CONSIGNES:
(a) Renvoyez mot pour mot, dans le texte sur le football au Canada, le passage qui va de « Le constat sociologique » jusqu'à « commence à gagner. ».
(b) Pouvez-vous prolonger le texte sur l'essor du football au Canada en reprenant juste après sa dernière phrase ?

TEXTE D'ÉTUDE:
---

Une nation de hockey à l’heure du ballon rond

Le constat sociologique est connu : au Canada, le hockey est une religion, le football une curiosité importée. Pourtant, depuis une décennie, les chiffres racontent une autre histoire. Affluences en hausse dans les stades de Major League Soccer, explosion du nombre de jeunes licenciés, exportation croissante de talents canadiens vers l’Europe — Bayern Munich, Lille, Trabzonspor, Augsbourg pour ne citer que quelques destinations récentes. Le football canadien ne se contente plus d’exister en marge : il structure, recrute, forme, et surtout, il commence à gagner.

---

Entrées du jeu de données
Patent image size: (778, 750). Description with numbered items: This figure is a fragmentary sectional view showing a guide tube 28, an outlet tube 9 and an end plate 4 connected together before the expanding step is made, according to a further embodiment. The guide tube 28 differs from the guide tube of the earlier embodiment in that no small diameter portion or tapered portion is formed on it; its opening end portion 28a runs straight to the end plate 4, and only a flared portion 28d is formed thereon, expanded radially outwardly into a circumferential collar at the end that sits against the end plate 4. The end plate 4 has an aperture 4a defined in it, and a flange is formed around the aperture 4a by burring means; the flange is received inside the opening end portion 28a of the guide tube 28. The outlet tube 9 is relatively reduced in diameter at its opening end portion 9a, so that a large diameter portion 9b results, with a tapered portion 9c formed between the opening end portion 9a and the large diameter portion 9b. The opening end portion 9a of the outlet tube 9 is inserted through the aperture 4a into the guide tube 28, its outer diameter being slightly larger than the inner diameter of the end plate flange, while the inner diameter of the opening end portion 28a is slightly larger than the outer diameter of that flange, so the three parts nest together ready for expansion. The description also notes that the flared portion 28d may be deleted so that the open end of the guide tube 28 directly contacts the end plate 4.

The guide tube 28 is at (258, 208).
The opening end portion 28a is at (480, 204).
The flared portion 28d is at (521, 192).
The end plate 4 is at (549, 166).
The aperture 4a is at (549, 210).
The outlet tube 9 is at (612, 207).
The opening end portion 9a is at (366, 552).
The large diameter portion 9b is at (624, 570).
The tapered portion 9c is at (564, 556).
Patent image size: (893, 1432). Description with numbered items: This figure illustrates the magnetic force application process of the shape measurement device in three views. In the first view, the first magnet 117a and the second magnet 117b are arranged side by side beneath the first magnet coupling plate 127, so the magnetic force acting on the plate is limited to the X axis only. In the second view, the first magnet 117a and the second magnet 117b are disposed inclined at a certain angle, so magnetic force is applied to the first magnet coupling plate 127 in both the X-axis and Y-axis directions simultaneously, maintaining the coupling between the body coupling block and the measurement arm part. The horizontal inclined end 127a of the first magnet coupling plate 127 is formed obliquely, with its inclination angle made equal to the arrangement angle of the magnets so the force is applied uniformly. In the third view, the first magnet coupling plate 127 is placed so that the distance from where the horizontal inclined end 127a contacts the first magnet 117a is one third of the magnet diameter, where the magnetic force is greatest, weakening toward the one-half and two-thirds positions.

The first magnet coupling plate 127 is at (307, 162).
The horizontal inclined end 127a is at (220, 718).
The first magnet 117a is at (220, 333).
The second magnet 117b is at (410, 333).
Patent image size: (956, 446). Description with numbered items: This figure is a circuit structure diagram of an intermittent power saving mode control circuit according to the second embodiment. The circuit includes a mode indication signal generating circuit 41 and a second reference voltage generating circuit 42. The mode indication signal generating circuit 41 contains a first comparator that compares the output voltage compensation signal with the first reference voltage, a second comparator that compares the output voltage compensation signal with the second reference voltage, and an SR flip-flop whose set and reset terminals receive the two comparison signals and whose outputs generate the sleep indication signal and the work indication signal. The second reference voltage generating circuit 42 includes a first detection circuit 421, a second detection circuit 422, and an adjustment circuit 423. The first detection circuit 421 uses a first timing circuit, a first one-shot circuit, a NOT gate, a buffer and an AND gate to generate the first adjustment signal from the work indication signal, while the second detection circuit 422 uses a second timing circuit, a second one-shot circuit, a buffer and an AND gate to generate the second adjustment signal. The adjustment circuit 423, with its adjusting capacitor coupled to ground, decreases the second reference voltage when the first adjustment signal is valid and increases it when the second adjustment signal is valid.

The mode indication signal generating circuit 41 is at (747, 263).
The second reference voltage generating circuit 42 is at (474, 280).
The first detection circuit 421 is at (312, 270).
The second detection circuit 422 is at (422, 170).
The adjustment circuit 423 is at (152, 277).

---

RÉPONSES ATTENDUES:
(a)
Le constat sociologique est connu : au Canada, le hockey est une religion, le football une curiosité importée. Pourtant, depuis une décennie, les chiffres racontent une autre histoire. Affluences en hausse dans les stades de Major League Soccer, explosion du nombre de jeunes licenciés, exportation croissante de talents canadiens vers l’Europe — Bayern Munich, Lille, Trabzonspor, Augsbourg pour ne citer que quelques destinations récentes. Le football canadien ne se contente plus d’exister en marge : il structure, recrute, forme, et surtout, il commence à gagner.

(b)
Qatar 2022 : la déception qui a posé les bases

Le symbole de ce basculement reste paradoxalement un échec. En 2022, le Canada retrouvait la Coupe du monde après 36 ans d’absence, porté par une génération dorée emmenée par Alphonso Davies. Trois matches, trois défaites, une élimination dès le premier tour — mais aussi un premier but historique en Coupe du monde, inscrit après 68 secondes de jeu contre la Croatie, et la preuve qu’une équipe canadienne pouvait désormais rivaliser physiquement et techniquement avec l’élite mondiale. Le résultat fut sévère ; l’enseignement, fondateur.

2026 : l’hôte qui n’est pas venu pour faire de la figuration

Quatre ans plus tard, le décor a changé du tout au tout. Coorganisateur de la Coupe du monde aux côtés des États-Unis et du Mexique, le Canada n’arrive plus en simple participant : il joue à domicile, devant un public en pleine effervescence, avec une équipe qui a mûri match après match en sélection comme en club.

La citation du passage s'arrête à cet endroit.